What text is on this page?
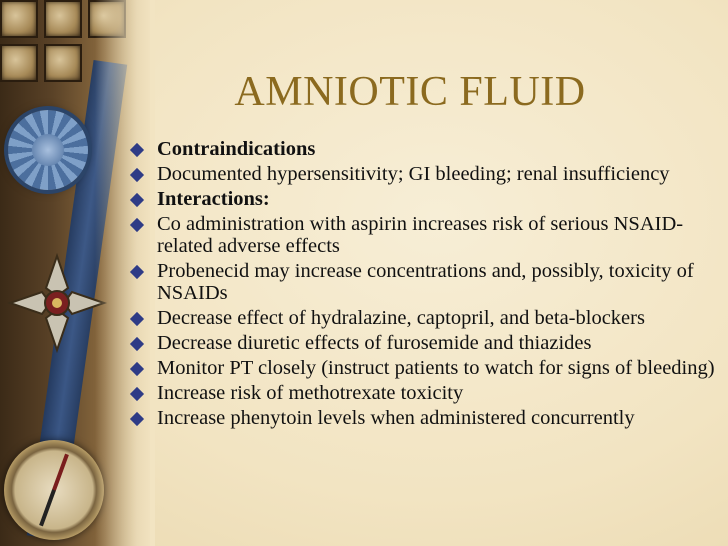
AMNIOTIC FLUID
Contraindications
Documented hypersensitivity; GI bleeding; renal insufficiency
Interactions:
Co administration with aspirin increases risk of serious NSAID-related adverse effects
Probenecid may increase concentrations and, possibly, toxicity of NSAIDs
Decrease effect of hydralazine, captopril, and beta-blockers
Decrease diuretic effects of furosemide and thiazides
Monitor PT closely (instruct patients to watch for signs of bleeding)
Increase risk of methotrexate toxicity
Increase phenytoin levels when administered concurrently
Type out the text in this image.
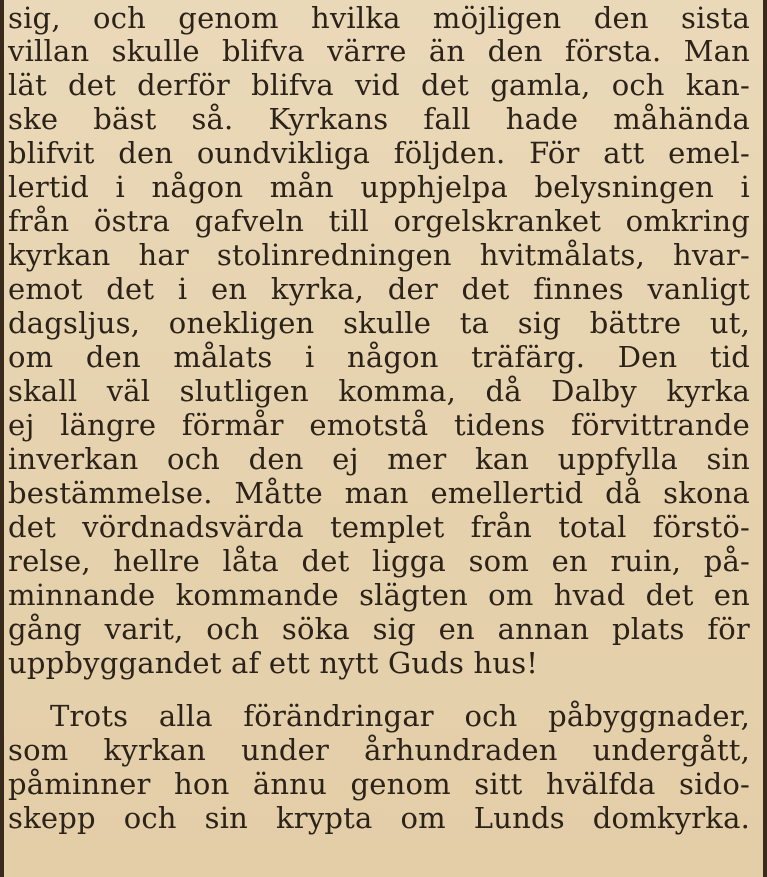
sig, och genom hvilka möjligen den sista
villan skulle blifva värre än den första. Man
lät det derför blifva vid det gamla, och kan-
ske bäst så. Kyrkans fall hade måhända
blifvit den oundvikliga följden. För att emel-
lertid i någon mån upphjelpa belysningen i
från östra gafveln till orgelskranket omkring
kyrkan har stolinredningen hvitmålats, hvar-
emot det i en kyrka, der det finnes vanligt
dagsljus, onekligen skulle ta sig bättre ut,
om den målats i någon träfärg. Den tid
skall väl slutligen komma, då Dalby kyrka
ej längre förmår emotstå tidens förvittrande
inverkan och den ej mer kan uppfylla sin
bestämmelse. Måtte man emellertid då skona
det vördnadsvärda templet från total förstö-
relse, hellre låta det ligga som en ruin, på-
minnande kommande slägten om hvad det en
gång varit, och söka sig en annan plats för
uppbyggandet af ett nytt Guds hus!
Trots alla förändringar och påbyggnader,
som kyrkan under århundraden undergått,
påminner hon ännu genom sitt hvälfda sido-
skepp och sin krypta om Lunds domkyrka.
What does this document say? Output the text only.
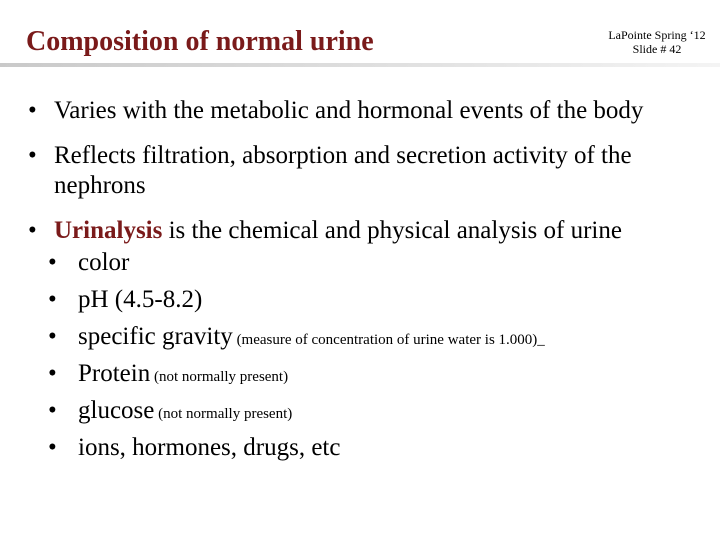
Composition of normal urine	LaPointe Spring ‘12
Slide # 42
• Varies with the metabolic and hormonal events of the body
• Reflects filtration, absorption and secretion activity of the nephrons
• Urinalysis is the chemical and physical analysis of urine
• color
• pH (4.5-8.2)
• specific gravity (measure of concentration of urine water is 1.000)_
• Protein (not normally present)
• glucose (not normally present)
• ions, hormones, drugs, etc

+ + +

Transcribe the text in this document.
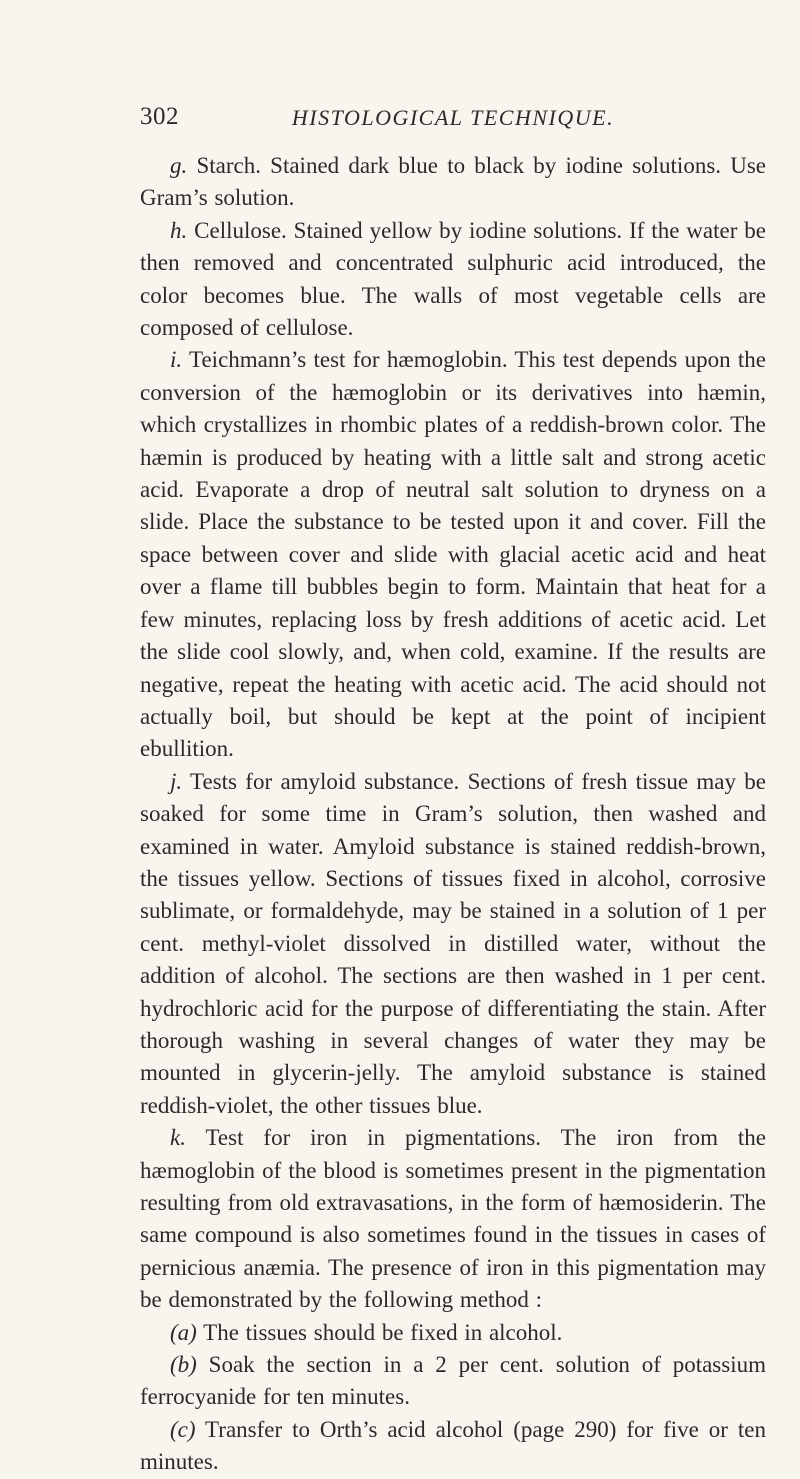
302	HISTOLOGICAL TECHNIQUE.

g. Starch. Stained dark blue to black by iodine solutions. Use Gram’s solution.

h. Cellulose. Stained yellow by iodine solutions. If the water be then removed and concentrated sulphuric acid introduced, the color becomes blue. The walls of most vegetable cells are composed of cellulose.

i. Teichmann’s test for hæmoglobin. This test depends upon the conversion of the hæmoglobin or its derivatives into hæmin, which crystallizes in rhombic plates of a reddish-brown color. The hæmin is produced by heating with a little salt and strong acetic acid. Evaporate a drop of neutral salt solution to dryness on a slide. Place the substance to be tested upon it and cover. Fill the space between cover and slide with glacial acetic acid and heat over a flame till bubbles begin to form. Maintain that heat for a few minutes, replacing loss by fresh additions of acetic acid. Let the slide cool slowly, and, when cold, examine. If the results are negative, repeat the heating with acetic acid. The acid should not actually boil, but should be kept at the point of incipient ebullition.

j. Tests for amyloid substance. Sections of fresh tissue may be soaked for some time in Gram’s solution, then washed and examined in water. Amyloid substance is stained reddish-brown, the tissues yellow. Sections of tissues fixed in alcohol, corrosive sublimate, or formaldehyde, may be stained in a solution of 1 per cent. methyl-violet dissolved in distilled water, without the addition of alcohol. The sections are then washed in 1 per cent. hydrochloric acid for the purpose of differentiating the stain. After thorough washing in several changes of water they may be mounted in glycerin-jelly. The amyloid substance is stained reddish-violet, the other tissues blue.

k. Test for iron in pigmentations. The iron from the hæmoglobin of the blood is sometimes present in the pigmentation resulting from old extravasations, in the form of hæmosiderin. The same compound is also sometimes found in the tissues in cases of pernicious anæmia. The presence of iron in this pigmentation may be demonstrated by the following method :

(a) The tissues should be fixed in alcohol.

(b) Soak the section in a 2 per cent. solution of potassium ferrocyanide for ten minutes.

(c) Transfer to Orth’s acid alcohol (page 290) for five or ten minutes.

+ + +

**What to work on**
Across the data shown above, how many lines carry the string "från"? Reply with the figure by itself.

**Answer area**
2